> _Stored data_
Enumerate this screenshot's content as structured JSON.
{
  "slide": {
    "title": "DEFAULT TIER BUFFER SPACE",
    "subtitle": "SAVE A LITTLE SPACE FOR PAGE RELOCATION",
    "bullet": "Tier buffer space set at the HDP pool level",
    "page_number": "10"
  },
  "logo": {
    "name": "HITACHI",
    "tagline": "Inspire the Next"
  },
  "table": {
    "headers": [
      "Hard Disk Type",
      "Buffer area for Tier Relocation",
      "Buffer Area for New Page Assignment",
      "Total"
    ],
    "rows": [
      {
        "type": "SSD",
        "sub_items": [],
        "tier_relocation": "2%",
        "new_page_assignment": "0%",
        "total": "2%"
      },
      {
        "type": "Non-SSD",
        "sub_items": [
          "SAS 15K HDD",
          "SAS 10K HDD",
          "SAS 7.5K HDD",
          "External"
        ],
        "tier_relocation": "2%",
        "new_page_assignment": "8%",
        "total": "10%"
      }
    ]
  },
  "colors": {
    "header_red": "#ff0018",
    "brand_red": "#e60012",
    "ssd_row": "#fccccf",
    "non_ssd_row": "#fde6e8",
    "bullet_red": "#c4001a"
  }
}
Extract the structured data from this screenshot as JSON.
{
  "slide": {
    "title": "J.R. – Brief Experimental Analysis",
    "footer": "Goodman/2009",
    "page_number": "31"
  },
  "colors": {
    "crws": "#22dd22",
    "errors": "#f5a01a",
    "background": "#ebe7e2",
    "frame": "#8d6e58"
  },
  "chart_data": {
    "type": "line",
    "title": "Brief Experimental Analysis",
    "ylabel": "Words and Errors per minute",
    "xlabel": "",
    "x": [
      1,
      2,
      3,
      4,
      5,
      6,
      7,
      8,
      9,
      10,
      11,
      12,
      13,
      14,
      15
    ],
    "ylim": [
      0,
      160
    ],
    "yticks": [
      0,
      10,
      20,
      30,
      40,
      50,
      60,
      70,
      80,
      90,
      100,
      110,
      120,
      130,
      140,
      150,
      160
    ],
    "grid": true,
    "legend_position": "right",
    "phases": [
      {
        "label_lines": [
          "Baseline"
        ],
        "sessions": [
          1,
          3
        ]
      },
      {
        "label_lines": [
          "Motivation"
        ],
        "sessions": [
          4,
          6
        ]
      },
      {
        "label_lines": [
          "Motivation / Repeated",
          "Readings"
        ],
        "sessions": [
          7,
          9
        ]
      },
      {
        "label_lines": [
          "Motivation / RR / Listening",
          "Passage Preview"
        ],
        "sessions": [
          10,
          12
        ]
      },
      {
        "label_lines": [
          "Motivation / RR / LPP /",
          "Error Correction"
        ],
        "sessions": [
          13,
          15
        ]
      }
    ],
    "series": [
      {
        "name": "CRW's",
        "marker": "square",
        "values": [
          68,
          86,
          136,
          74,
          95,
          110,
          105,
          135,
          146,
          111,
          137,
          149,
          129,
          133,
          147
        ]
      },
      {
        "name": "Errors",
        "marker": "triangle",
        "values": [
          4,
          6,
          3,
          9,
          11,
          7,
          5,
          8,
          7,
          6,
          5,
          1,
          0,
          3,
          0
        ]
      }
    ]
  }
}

> _Objective_
Output the entries exactly.

> _Output below_
Enumerate this screenshot's content as structured JSON.
{
  "slide": {
    "title": "DEFAULT TIER BUFFER SPACE",
    "subtitle": "SAVE A LITTLE SPACE FOR PAGE RELOCATION",
    "bullet": "Tier buffer space set at the HDP pool level",
    "page_number": "10"
  },
  "logo": {
    "name": "HITACHI",
    "tagline": "Inspire the Next"
  },
  "table": {
    "headers": [
      "Hard Disk Type",
      "Buffer area for Tier Relocation",
      "Buffer Area for New Page Assignment",
      "Total"
    ],
    "rows": [
      {
        "type": "SSD",
        "sub_items": [],
        "tier_relocation": "2%",
        "new_page_assignment": "0%",
        "total": "2%"
      },
      {
        "type": "Non-SSD",
        "sub_items": [
          "SAS 15K HDD",
          "SAS 10K HDD",
          "SAS 7.5K HDD",
          "External"
        ],
        "tier_relocation": "2%",
        "new_page_assignment": "8%",
        "total": "10%"
      }
    ]
  },
  "colors": {
    "header_red": "#ff0018",
    "brand_red": "#e60012",
    "ssd_row": "#fccccf",
    "non_ssd_row": "#fde6e8",
    "bullet_red": "#c4001a"
  }
}
Extract the structured data from this screenshot as JSON.
{
  "slide": {
    "title": "J.R. – Brief Experimental Analysis",
    "footer": "Goodman/2009",
    "page_number": "31"
  },
  "colors": {
    "crws": "#22dd22",
    "errors": "#f5a01a",
    "background": "#ebe7e2",
    "frame": "#8d6e58"
  },
  "chart_data": {
    "type": "line",
    "title": "Brief Experimental Analysis",
    "ylabel": "Words and Errors per minute",
    "xlabel": "",
    "x": [
      1,
      2,
      3,
      4,
      5,
      6,
      7,
      8,
      9,
      10,
      11,
      12,
      13,
      14,
      15
    ],
    "ylim": [
      0,
      160
    ],
    "yticks": [
      0,
      10,
      20,
      30,
      40,
      50,
      60,
      70,
      80,
      90,
      100,
      110,
      120,
      130,
      140,
      150,
      160
    ],
    "grid": true,
    "legend_position": "right",
    "phases": [
      {
        "label_lines": [
          "Baseline"
        ],
        "sessions": [
          1,
          3
        ]
      },
      {
        "label_lines": [
          "Motivation"
        ],
        "sessions": [
          4,
          6
        ]
      },
      {
        "label_lines": [
          "Motivation / Repeated",
          "Readings"
        ],
        "sessions": [
          7,
          9
        ]
      },
      {
        "label_lines": [
          "Motivation / RR / Listening",
          "Passage Preview"
        ],
        "sessions": [
          10,
          12
        ]
      },
      {
        "label_lines": [
          "Motivation / RR / LPP /",
          "Error Correction"
        ],
        "sessions": [
          13,
          15
        ]
      }
    ],
    "series": [
      {
        "name": "CRW's",
        "marker": "square",
        "values": [
          68,
          86,
          136,
          74,
          95,
          110,
          105,
          135,
          146,
          111,
          137,
          149,
          129,
          133,
          147
        ]
      },
      {
        "name": "Errors",
        "marker": "triangle",
        "values": [
          4,
          6,
          3,
          9,
          11,
          7,
          5,
          8,
          7,
          6,
          5,
          1,
          0,
          3,
          0
        ]
      }
    ]
  }
}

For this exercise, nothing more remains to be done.